(Stored entries)

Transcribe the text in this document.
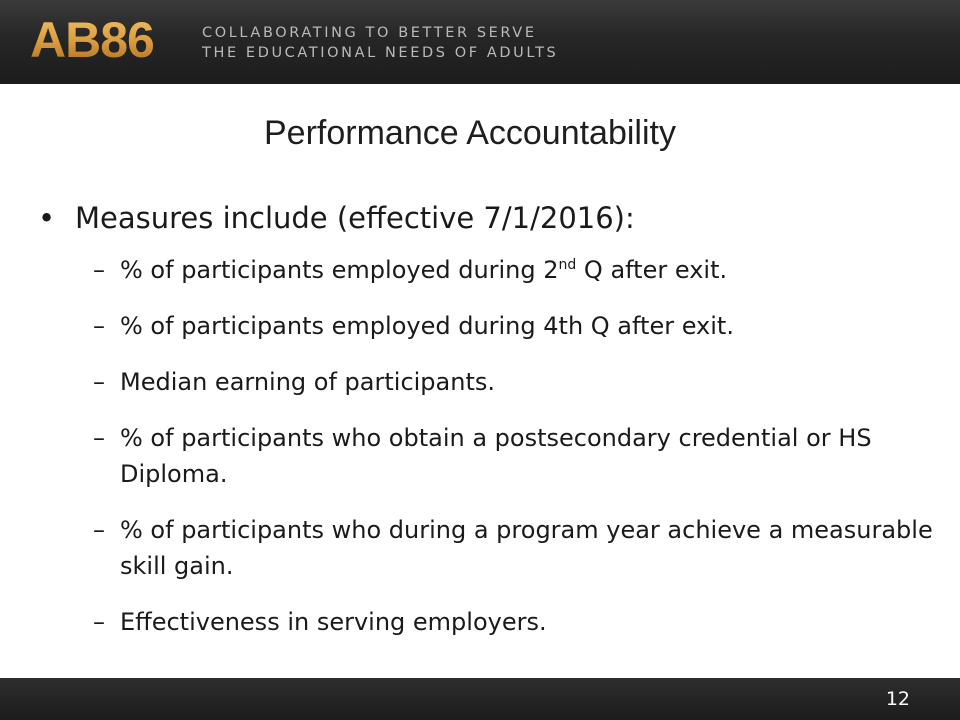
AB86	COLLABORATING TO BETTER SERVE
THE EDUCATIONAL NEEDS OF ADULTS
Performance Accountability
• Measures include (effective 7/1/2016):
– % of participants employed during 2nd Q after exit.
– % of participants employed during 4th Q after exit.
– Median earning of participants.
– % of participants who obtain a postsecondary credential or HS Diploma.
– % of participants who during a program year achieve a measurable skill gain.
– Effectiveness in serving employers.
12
--
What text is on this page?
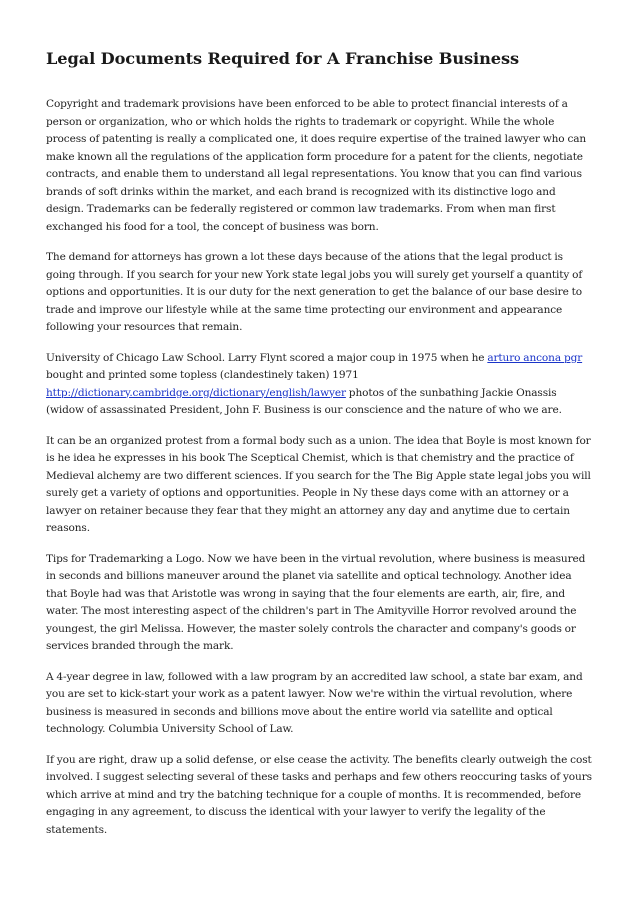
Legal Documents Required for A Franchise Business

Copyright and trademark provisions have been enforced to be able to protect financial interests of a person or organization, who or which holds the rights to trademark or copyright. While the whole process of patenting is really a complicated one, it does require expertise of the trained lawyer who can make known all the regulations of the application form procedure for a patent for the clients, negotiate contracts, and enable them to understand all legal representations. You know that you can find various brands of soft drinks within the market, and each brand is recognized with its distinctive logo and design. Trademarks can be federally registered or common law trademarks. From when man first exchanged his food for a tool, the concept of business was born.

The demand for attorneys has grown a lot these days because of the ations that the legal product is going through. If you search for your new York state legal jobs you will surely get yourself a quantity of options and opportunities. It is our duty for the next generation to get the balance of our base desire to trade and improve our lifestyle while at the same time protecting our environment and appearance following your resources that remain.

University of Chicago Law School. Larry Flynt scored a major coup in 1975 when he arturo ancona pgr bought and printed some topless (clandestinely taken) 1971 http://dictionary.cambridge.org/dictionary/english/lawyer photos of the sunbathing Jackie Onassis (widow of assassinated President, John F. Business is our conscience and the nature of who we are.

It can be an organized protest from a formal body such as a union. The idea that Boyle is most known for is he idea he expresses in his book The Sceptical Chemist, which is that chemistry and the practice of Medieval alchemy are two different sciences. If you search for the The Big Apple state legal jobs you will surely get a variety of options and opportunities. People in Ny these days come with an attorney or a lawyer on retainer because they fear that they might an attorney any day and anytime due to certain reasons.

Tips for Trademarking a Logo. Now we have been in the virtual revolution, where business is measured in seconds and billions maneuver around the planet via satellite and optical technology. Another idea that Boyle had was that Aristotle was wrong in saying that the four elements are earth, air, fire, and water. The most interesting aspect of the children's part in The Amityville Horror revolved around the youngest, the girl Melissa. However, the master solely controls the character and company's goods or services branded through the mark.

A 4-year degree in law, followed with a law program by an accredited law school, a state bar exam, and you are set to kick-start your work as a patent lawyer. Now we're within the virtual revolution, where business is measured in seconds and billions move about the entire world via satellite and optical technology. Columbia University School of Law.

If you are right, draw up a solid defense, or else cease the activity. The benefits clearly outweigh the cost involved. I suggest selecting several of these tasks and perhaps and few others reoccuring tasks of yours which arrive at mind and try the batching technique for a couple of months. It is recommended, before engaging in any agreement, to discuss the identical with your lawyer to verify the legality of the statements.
---
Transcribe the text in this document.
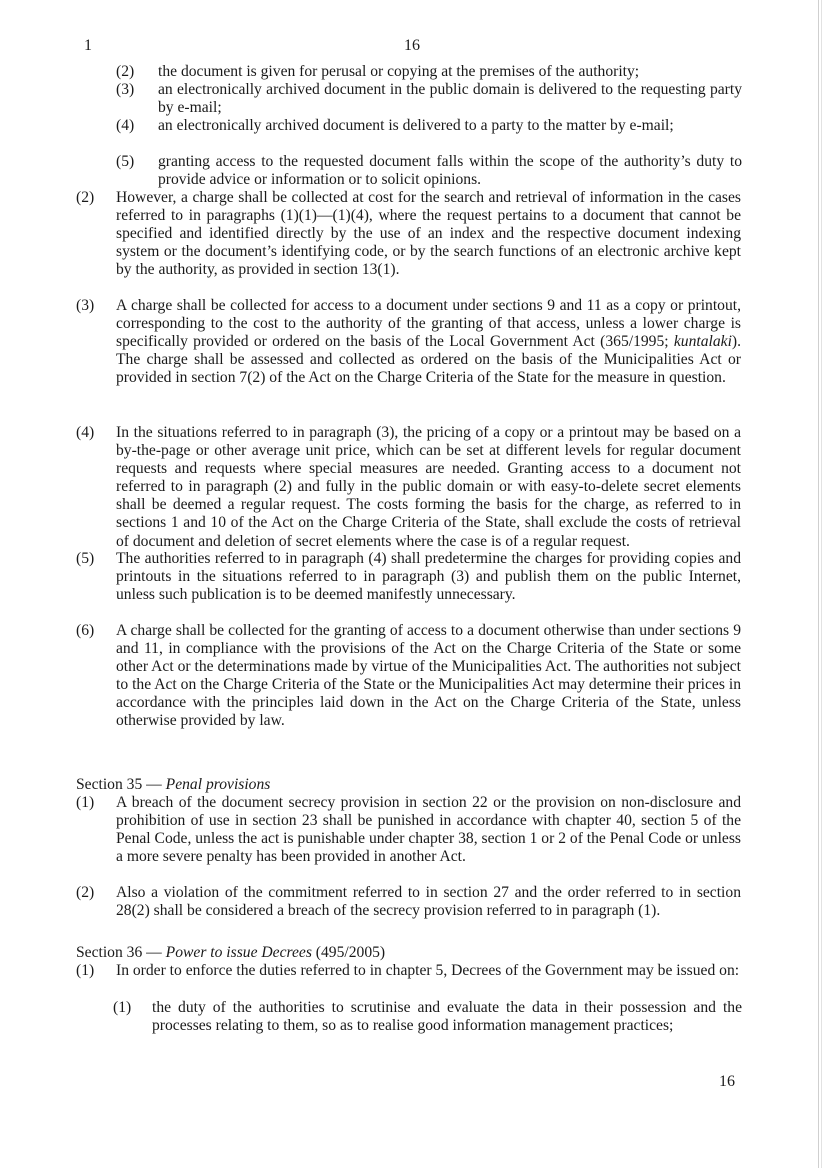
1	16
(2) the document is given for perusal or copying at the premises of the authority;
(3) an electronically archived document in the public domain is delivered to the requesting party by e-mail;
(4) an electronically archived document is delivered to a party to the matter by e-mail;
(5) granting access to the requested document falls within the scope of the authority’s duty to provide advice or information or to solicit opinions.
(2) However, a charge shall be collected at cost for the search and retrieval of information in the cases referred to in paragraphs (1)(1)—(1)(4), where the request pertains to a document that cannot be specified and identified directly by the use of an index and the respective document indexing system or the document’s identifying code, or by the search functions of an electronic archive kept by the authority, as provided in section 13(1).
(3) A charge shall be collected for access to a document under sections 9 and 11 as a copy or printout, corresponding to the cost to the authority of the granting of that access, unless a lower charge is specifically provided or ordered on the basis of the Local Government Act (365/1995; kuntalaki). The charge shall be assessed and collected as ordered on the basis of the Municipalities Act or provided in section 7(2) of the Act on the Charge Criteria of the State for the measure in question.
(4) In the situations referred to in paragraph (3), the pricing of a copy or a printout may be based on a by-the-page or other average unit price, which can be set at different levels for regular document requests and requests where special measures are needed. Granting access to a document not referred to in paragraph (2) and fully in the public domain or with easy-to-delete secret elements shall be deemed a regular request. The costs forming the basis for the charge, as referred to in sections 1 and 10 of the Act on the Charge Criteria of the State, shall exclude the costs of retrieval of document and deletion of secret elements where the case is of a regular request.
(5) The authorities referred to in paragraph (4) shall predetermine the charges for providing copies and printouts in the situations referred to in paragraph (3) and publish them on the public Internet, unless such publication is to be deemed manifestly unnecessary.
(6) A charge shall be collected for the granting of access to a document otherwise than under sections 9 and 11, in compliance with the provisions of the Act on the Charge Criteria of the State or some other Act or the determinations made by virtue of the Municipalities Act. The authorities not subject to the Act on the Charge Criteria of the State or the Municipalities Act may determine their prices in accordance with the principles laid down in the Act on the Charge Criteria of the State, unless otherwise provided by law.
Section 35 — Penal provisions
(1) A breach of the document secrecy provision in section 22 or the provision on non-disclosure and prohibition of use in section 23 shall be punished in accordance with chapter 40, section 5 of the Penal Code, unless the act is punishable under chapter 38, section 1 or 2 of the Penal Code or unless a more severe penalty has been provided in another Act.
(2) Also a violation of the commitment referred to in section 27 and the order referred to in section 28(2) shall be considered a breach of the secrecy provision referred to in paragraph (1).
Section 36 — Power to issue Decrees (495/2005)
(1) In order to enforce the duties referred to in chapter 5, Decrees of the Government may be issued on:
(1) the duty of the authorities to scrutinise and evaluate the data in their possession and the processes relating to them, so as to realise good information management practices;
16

:: PROBLEM TO SOLVE ::
Copy and report every line where the word "archived" is present.

:: SOLUTION TO THIS TASK ::
(3) an electronically archived document in the public domain is delivered to the requesting party by e-mail;
(4) an electronically archived document is delivered to a party to the matter by e-mail;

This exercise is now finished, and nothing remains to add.